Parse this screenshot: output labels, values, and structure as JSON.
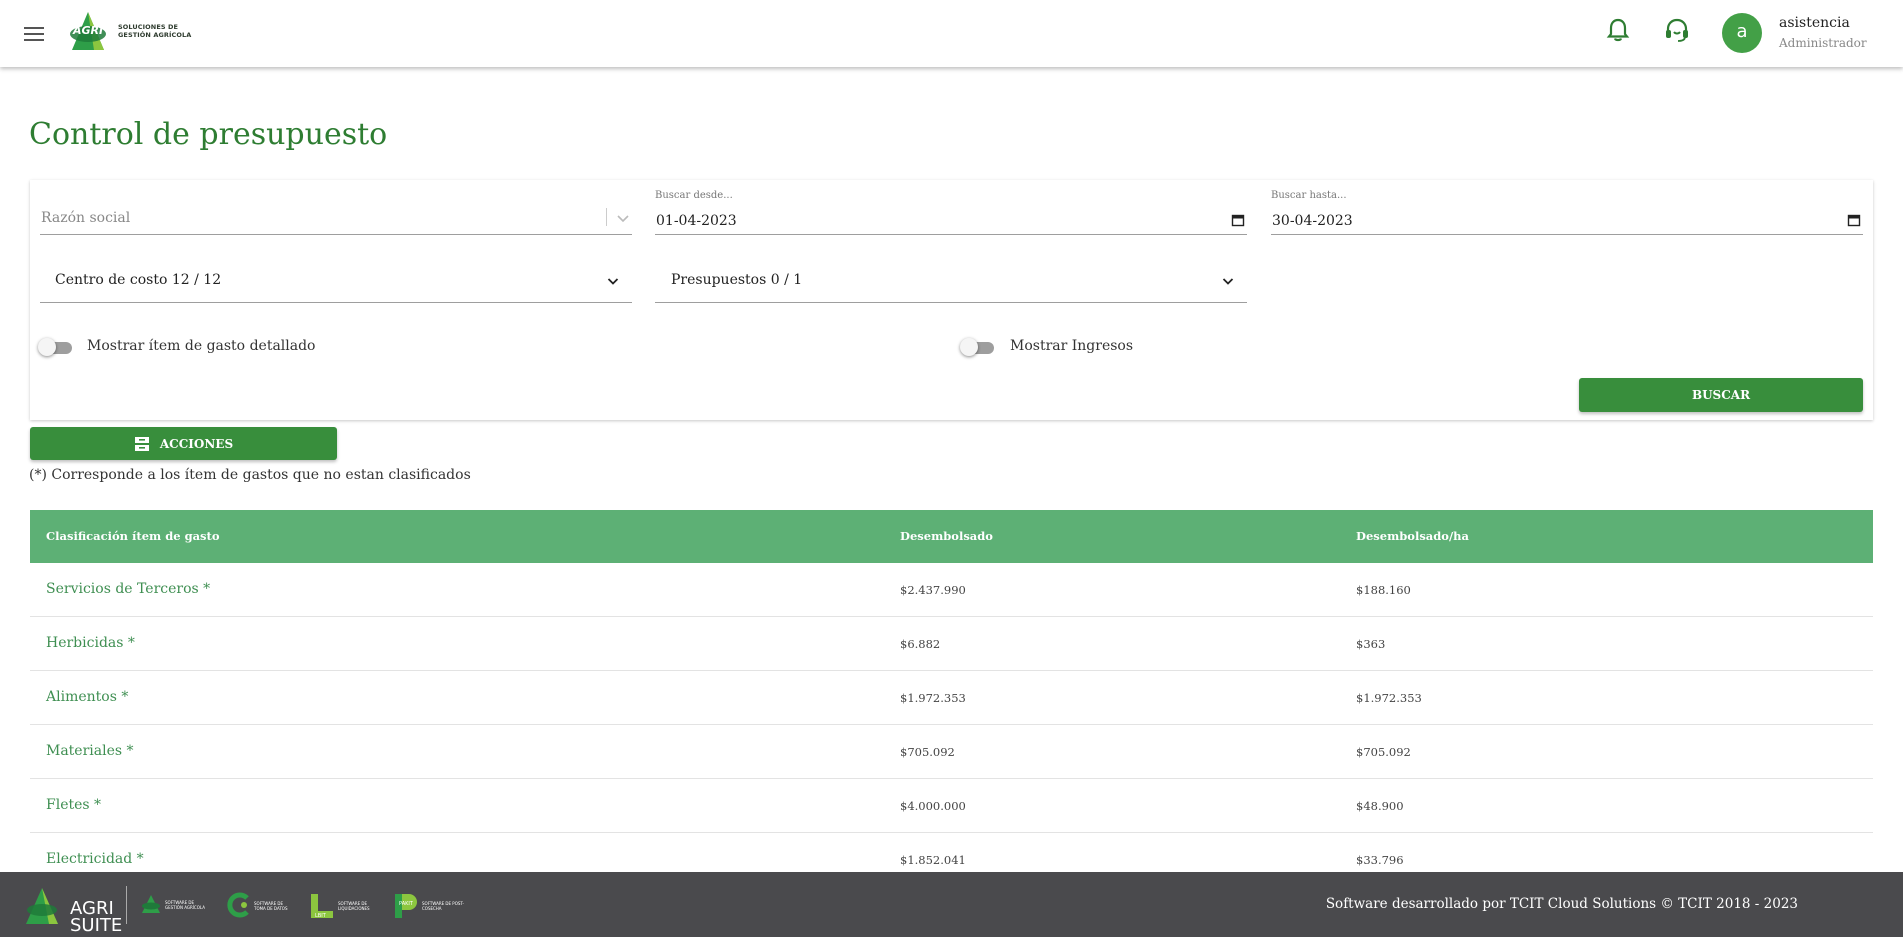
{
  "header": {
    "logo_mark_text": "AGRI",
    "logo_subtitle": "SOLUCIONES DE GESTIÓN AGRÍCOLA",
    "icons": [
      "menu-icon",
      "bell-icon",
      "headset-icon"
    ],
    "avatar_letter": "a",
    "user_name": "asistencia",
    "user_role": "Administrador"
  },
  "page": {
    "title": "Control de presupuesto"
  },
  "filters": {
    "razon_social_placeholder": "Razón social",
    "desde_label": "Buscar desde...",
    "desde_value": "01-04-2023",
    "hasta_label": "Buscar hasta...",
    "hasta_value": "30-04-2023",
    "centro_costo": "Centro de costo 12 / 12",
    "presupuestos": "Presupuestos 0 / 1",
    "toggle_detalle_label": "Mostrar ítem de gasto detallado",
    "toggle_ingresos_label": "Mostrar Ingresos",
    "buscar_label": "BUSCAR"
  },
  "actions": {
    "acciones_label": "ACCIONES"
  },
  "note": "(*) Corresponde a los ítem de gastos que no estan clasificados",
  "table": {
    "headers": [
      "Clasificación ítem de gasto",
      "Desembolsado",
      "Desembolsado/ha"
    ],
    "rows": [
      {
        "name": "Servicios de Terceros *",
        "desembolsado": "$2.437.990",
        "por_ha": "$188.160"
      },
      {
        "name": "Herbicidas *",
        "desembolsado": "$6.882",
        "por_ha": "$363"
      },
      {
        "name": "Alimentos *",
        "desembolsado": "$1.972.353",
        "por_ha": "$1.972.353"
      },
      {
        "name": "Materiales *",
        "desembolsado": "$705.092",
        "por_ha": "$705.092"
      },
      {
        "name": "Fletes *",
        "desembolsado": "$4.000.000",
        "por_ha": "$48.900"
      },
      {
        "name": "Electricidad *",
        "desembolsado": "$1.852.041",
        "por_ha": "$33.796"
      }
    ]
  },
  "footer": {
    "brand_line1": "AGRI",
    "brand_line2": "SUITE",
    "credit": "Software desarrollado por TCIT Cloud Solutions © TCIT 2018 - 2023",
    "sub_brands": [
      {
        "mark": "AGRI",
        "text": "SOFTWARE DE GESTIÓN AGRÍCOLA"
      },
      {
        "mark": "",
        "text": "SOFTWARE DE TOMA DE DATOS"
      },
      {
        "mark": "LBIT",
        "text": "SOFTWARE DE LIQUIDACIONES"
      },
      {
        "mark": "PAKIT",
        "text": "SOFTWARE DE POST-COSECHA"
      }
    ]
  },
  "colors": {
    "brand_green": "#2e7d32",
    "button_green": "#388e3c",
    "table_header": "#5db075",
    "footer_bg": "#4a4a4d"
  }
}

## What is needed
Pictures are excluded; copy all other data exactly as shown.

## Solution
Parse this screenshot: output labels, values, and structure as JSON.
{
  "header": {
    "logo_mark_text": "AGRI",
    "logo_subtitle": "SOLUCIONES DE GESTIÓN AGRÍCOLA",
    "icons": [
      "menu-icon",
      "bell-icon",
      "headset-icon"
    ],
    "avatar_letter": "a",
    "user_name": "asistencia",
    "user_role": "Administrador"
  },
  "page": {
    "title": "Control de presupuesto"
  },
  "filters": {
    "razon_social_placeholder": "Razón social",
    "desde_label": "Buscar desde...",
    "desde_value": "01-04-2023",
    "hasta_label": "Buscar hasta...",
    "hasta_value": "30-04-2023",
    "centro_costo": "Centro de costo 12 / 12",
    "presupuestos": "Presupuestos 0 / 1",
    "toggle_detalle_label": "Mostrar ítem de gasto detallado",
    "toggle_ingresos_label": "Mostrar Ingresos",
    "buscar_label": "BUSCAR"
  },
  "actions": {
    "acciones_label": "ACCIONES"
  },
  "note": "(*) Corresponde a los ítem de gastos que no estan clasificados",
  "table": {
    "headers": [
      "Clasificación ítem de gasto",
      "Desembolsado",
      "Desembolsado/ha"
    ],
    "rows": [
      {
        "name": "Servicios de Terceros *",
        "desembolsado": "$2.437.990",
        "por_ha": "$188.160"
      },
      {
        "name": "Herbicidas *",
        "desembolsado": "$6.882",
        "por_ha": "$363"
      },
      {
        "name": "Alimentos *",
        "desembolsado": "$1.972.353",
        "por_ha": "$1.972.353"
      },
      {
        "name": "Materiales *",
        "desembolsado": "$705.092",
        "por_ha": "$705.092"
      },
      {
        "name": "Fletes *",
        "desembolsado": "$4.000.000",
        "por_ha": "$48.900"
      },
      {
        "name": "Electricidad *",
        "desembolsado": "$1.852.041",
        "por_ha": "$33.796"
      }
    ]
  },
  "footer": {
    "brand_line1": "AGRI",
    "brand_line2": "SUITE",
    "credit": "Software desarrollado por TCIT Cloud Solutions © TCIT 2018 - 2023",
    "sub_brands": [
      {
        "mark": "AGRI",
        "text": "SOFTWARE DE GESTIÓN AGRÍCOLA"
      },
      {
        "mark": "",
        "text": "SOFTWARE DE TOMA DE DATOS"
      },
      {
        "mark": "LBIT",
        "text": "SOFTWARE DE LIQUIDACIONES"
      },
      {
        "mark": "PAKIT",
        "text": "SOFTWARE DE POST-COSECHA"
      }
    ]
  },
  "colors": {
    "brand_green": "#2e7d32",
    "button_green": "#388e3c",
    "table_header": "#5db075",
    "footer_bg": "#4a4a4d"
  }
}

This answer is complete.